[DATA SHOWN start]

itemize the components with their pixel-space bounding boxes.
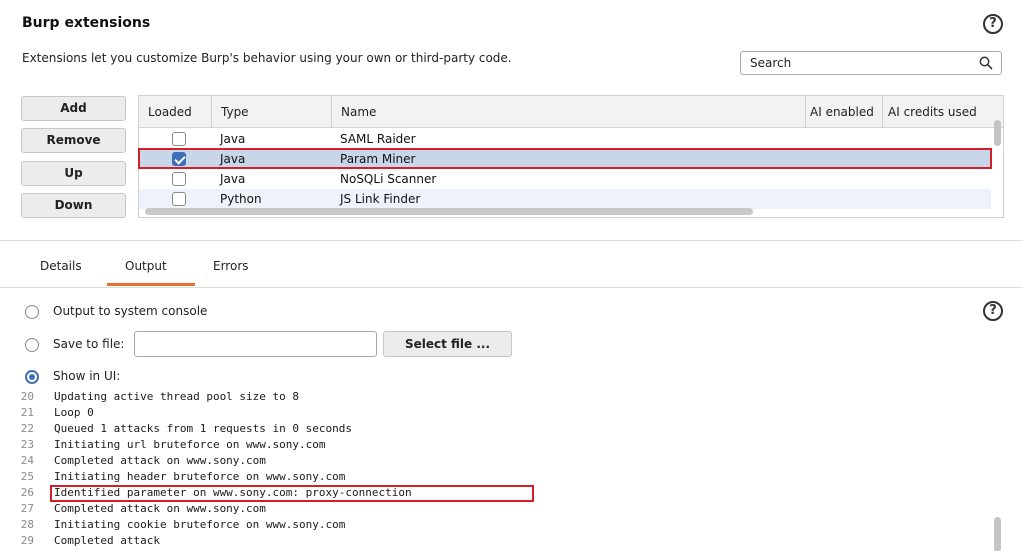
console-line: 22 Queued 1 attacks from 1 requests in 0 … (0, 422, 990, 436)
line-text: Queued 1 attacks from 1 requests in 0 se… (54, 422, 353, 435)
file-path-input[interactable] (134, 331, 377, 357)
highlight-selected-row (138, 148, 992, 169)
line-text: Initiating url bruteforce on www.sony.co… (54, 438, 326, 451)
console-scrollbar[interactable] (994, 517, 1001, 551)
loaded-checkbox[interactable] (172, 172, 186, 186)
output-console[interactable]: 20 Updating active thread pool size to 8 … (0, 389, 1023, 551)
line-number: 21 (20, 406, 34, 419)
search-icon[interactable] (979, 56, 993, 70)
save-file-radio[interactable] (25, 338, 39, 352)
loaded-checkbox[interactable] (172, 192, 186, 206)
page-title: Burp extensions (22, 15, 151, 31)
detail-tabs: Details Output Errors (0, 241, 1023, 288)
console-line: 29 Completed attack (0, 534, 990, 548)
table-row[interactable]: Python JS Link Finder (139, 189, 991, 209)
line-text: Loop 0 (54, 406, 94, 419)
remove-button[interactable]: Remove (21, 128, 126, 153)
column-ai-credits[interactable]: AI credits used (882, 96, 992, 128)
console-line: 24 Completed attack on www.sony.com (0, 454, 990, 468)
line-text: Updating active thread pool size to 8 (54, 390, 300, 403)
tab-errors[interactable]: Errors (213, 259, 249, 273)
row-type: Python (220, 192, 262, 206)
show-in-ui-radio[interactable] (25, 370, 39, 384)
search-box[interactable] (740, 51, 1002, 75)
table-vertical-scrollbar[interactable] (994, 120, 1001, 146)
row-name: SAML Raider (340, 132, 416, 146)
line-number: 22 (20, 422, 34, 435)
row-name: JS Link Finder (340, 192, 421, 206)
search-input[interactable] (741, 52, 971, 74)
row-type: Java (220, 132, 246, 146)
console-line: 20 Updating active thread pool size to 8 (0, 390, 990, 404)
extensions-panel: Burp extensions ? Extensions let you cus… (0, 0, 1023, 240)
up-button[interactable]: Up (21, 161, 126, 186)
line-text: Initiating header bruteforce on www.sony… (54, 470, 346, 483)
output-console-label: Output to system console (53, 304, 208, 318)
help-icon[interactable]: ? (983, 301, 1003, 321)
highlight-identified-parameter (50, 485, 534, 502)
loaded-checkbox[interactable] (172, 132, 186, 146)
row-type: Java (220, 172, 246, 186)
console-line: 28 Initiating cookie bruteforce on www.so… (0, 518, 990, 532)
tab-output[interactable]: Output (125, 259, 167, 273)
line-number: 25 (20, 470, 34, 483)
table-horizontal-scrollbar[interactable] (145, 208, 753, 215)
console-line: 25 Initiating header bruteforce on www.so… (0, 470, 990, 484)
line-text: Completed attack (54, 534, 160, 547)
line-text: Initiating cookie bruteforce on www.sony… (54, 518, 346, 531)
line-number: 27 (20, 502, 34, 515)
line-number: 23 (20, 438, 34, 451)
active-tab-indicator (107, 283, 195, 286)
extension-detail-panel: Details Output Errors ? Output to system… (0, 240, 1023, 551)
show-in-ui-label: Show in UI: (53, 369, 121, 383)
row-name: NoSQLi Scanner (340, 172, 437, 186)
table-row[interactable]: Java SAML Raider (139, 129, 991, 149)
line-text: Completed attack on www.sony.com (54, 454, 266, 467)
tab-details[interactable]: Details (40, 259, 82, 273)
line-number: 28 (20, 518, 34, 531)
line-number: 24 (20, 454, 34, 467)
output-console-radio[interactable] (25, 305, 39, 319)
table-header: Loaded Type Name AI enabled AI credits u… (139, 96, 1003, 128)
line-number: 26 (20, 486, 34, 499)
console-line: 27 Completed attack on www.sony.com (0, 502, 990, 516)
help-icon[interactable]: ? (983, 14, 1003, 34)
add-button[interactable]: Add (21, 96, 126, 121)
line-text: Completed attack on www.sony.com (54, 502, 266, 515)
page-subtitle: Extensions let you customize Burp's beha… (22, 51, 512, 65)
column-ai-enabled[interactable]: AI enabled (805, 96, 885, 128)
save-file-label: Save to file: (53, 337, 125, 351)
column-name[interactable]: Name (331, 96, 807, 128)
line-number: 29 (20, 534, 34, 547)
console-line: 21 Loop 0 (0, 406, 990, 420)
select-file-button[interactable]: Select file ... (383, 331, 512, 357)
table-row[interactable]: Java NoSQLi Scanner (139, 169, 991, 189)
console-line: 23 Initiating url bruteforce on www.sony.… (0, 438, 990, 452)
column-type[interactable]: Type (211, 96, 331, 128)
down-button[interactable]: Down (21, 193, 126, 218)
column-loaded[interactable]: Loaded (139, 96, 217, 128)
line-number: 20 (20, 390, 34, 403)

[DATA SHOWN end]

Write out the lines of the material above unchanged, from the line with "console-line: 22 Queued" up to and including the line with "loaded-checkbox[interactable] (172, 172, 186, 186)".

console-line: 22 Queued 1 attacks from 1 requests in 0 … (0, 422, 990, 436)
line-text: Queued 1 attacks from 1 requests in 0 se… (54, 422, 353, 435)
file-path-input[interactable] (134, 331, 377, 357)
highlight-selected-row (138, 148, 992, 169)
line-text: Initiating url bruteforce on www.sony.co… (54, 438, 326, 451)
console-scrollbar[interactable] (994, 517, 1001, 551)
loaded-checkbox[interactable] (172, 172, 186, 186)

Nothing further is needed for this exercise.